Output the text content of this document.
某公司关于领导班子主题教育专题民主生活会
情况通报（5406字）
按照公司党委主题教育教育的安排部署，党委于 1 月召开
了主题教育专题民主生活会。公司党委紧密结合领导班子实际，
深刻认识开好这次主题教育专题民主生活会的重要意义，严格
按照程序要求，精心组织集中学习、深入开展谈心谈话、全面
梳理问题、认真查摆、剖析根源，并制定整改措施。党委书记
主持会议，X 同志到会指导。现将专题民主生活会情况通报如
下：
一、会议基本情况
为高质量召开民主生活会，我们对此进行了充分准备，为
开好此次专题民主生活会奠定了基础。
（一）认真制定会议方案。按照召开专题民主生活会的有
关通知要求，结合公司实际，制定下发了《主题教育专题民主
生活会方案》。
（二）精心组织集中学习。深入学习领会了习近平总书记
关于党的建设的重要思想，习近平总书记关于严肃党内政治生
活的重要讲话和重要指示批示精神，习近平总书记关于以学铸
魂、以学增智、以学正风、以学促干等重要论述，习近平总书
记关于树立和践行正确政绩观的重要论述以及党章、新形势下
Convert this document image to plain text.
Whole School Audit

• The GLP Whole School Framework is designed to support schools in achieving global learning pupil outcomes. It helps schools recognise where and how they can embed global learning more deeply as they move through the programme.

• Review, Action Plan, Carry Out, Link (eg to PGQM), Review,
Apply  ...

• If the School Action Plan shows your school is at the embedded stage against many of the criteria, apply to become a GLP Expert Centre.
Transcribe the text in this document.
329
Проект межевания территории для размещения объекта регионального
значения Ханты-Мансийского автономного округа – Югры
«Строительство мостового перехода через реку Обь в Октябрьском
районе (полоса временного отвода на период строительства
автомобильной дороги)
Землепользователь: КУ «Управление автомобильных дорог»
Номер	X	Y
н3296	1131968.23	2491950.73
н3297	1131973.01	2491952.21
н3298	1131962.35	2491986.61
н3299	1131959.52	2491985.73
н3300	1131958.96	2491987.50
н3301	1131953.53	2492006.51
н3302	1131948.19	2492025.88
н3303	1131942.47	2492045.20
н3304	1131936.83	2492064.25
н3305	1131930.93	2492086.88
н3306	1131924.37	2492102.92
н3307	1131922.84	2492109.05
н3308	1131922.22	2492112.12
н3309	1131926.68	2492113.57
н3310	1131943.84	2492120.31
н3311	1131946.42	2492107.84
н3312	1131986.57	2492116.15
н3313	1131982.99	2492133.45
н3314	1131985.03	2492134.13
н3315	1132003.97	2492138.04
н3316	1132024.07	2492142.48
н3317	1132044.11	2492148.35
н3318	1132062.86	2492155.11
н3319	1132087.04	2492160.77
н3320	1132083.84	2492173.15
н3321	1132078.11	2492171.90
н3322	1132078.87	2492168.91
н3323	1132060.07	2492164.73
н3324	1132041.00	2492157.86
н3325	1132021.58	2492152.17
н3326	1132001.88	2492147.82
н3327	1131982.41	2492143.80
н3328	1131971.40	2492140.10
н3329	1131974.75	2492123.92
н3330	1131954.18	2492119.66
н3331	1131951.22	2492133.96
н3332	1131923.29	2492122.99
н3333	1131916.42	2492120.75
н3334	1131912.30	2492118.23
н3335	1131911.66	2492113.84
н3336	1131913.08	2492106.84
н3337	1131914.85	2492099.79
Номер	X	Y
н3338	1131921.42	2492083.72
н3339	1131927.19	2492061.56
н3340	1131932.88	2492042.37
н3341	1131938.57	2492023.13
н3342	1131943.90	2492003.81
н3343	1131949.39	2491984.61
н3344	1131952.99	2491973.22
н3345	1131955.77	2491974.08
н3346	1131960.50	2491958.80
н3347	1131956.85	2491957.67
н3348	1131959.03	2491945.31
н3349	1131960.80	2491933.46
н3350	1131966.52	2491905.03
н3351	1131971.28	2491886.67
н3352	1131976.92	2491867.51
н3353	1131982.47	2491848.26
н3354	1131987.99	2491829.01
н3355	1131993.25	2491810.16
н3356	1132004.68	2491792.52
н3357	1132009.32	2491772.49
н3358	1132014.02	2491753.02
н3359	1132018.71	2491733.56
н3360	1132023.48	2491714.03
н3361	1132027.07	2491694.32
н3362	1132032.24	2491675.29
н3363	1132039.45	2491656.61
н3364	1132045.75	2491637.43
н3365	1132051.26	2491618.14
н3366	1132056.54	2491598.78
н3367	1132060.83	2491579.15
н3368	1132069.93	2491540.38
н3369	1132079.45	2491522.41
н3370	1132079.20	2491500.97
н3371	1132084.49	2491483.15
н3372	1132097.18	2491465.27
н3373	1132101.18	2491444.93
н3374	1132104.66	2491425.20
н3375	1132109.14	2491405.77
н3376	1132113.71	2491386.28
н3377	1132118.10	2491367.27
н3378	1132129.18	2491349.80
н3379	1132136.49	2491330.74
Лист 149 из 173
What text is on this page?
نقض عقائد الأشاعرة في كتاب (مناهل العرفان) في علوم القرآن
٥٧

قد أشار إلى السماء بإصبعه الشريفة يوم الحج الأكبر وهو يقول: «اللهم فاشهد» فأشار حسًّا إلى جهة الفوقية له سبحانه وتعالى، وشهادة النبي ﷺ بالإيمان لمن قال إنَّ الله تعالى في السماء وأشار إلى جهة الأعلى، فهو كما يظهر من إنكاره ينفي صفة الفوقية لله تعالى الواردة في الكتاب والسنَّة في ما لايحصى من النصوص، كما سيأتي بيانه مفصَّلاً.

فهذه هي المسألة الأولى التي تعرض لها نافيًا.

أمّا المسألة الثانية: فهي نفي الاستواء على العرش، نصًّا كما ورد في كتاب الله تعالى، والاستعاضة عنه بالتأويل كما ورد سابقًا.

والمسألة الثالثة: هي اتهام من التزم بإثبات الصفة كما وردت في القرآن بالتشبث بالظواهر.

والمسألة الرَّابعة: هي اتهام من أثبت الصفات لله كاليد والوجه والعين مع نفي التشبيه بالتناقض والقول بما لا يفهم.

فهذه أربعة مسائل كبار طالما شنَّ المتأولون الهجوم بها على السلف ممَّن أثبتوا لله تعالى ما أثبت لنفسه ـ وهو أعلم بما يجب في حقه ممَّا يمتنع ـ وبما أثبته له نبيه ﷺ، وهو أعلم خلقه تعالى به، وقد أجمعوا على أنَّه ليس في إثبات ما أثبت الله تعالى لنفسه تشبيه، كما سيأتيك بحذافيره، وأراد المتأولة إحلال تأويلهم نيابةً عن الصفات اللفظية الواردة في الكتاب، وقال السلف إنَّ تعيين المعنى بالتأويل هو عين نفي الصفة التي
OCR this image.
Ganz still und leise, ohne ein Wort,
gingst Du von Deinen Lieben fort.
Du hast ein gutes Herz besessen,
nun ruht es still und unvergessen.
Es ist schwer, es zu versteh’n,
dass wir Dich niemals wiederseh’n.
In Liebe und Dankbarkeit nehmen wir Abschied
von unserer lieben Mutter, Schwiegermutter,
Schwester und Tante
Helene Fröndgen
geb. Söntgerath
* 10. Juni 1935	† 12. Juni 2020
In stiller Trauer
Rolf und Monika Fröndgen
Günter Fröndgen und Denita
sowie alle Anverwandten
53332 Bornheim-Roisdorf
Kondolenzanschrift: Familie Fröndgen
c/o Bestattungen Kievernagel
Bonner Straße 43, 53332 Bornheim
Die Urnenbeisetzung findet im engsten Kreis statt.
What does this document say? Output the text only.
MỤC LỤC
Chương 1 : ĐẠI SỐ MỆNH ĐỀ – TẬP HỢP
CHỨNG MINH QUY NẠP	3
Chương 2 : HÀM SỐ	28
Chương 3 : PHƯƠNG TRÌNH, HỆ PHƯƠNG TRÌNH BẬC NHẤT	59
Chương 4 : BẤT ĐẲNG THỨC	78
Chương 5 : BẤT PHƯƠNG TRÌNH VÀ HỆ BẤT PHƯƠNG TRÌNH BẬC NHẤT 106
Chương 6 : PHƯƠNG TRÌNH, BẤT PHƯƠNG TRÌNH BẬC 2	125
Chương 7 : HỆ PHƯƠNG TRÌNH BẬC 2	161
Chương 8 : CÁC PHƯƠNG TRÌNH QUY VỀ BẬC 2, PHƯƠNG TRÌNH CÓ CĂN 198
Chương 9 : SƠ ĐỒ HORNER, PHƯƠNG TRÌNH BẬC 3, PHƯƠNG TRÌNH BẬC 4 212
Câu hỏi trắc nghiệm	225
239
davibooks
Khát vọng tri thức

= = = = = = =

(Work to complete) Find every line that has "الصفة" in it, then return those lines.

(Solution below)
والمسألة الثالثة: هي اتهام من التزم بإثبات الصفة كما وردت في القرآن بالتشبث بالظواهر.
فهذه أربعة مسائل كبار طالما شنَّ المتأولون الهجوم بها على السلف ممَّن أثبتوا لله تعالى ما أثبت لنفسه ـ وهو أعلم بما يجب في حقه ممَّا يمتنع ـ وبما أثبته له نبيه ﷺ، وهو أعلم خلقه تعالى به، وقد أجمعوا على أنَّه ليس في إثبات ما أثبت الله تعالى لنفسه تشبيه، كما سيأتيك بحذافيره، وأراد المتأولة إحلال تأويلهم نيابةً عن الصفات اللفظية الواردة في الكتاب، وقال السلف إنَّ تعيين المعنى بالتأويل هو عين نفي الصفة التي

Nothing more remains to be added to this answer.